WHAT TO DO
Lift out each line of the data that holds "screenshot".

EXCERPTED RECORDS
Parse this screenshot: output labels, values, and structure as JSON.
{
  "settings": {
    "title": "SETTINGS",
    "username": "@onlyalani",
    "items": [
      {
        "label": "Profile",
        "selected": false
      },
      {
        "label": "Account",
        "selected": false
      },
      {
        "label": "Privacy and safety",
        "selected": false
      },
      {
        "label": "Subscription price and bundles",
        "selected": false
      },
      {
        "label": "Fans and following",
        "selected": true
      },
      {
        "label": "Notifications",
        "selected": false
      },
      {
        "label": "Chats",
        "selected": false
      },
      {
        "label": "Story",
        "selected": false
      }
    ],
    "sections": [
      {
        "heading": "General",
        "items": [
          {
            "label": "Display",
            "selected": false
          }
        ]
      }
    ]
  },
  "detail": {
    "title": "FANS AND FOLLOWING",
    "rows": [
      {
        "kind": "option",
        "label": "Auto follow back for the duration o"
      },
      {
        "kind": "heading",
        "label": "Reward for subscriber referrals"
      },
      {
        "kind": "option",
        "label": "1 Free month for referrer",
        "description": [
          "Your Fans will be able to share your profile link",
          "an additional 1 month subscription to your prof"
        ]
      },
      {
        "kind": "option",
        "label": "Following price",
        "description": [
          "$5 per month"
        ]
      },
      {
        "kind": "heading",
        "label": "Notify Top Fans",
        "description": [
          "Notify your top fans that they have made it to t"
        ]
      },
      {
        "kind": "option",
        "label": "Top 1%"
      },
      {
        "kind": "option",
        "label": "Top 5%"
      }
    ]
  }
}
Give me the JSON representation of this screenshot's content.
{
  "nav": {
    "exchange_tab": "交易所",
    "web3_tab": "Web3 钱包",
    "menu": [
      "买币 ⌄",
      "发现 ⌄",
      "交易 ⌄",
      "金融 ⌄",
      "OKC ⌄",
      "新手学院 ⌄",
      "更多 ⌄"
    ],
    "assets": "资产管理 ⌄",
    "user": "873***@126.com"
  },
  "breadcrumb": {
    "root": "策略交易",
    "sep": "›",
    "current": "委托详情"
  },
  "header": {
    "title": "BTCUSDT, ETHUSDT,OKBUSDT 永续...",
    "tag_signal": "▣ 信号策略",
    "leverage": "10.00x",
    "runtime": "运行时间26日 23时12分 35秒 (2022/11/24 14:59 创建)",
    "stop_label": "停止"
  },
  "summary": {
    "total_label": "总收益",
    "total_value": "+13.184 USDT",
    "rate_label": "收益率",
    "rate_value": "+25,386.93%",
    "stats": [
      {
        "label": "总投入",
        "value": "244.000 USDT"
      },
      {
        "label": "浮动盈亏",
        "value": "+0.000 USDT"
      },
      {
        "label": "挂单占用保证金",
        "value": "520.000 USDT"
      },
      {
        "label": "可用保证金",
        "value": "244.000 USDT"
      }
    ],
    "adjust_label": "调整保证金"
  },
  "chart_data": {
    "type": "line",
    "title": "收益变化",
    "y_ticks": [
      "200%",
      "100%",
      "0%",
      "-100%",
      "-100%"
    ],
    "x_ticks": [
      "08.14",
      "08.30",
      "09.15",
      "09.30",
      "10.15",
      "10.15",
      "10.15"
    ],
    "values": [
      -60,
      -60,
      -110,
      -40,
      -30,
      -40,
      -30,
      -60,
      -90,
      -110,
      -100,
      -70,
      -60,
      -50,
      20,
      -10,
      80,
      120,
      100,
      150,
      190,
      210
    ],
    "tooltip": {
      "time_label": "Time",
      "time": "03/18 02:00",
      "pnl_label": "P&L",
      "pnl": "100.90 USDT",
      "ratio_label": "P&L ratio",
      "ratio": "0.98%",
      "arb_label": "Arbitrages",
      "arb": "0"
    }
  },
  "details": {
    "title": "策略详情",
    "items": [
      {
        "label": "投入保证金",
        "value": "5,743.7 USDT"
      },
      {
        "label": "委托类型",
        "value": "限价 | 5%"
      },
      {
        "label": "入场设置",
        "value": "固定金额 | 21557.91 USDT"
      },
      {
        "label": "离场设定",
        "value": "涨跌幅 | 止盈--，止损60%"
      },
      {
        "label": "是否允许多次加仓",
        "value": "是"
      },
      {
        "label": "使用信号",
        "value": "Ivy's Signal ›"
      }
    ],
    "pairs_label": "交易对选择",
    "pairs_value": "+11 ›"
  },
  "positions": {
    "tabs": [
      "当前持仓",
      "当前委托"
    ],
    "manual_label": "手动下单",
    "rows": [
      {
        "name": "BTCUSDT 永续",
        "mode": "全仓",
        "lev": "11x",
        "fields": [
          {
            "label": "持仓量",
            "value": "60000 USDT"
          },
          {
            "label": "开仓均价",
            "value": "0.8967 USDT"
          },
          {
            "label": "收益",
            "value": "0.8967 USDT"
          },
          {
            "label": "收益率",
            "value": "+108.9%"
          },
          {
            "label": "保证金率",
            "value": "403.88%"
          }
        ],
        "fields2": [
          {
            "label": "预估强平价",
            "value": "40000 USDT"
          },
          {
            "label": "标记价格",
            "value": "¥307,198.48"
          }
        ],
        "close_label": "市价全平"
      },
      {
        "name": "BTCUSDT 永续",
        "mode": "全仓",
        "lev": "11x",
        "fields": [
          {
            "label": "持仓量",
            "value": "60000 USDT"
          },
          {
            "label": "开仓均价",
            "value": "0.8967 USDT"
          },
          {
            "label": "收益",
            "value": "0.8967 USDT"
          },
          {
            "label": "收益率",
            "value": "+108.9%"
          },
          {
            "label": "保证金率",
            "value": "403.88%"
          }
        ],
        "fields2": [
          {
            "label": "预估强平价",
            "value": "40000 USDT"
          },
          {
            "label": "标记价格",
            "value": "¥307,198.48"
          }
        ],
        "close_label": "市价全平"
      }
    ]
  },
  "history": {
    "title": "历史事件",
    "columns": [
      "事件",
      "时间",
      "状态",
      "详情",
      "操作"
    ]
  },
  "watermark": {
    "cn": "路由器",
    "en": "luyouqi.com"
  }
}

ANSWER TO THE EXERCISE
Parse this screenshot: output labels, values, and structure as JSON.
Give me the JSON representation of this screenshot's content.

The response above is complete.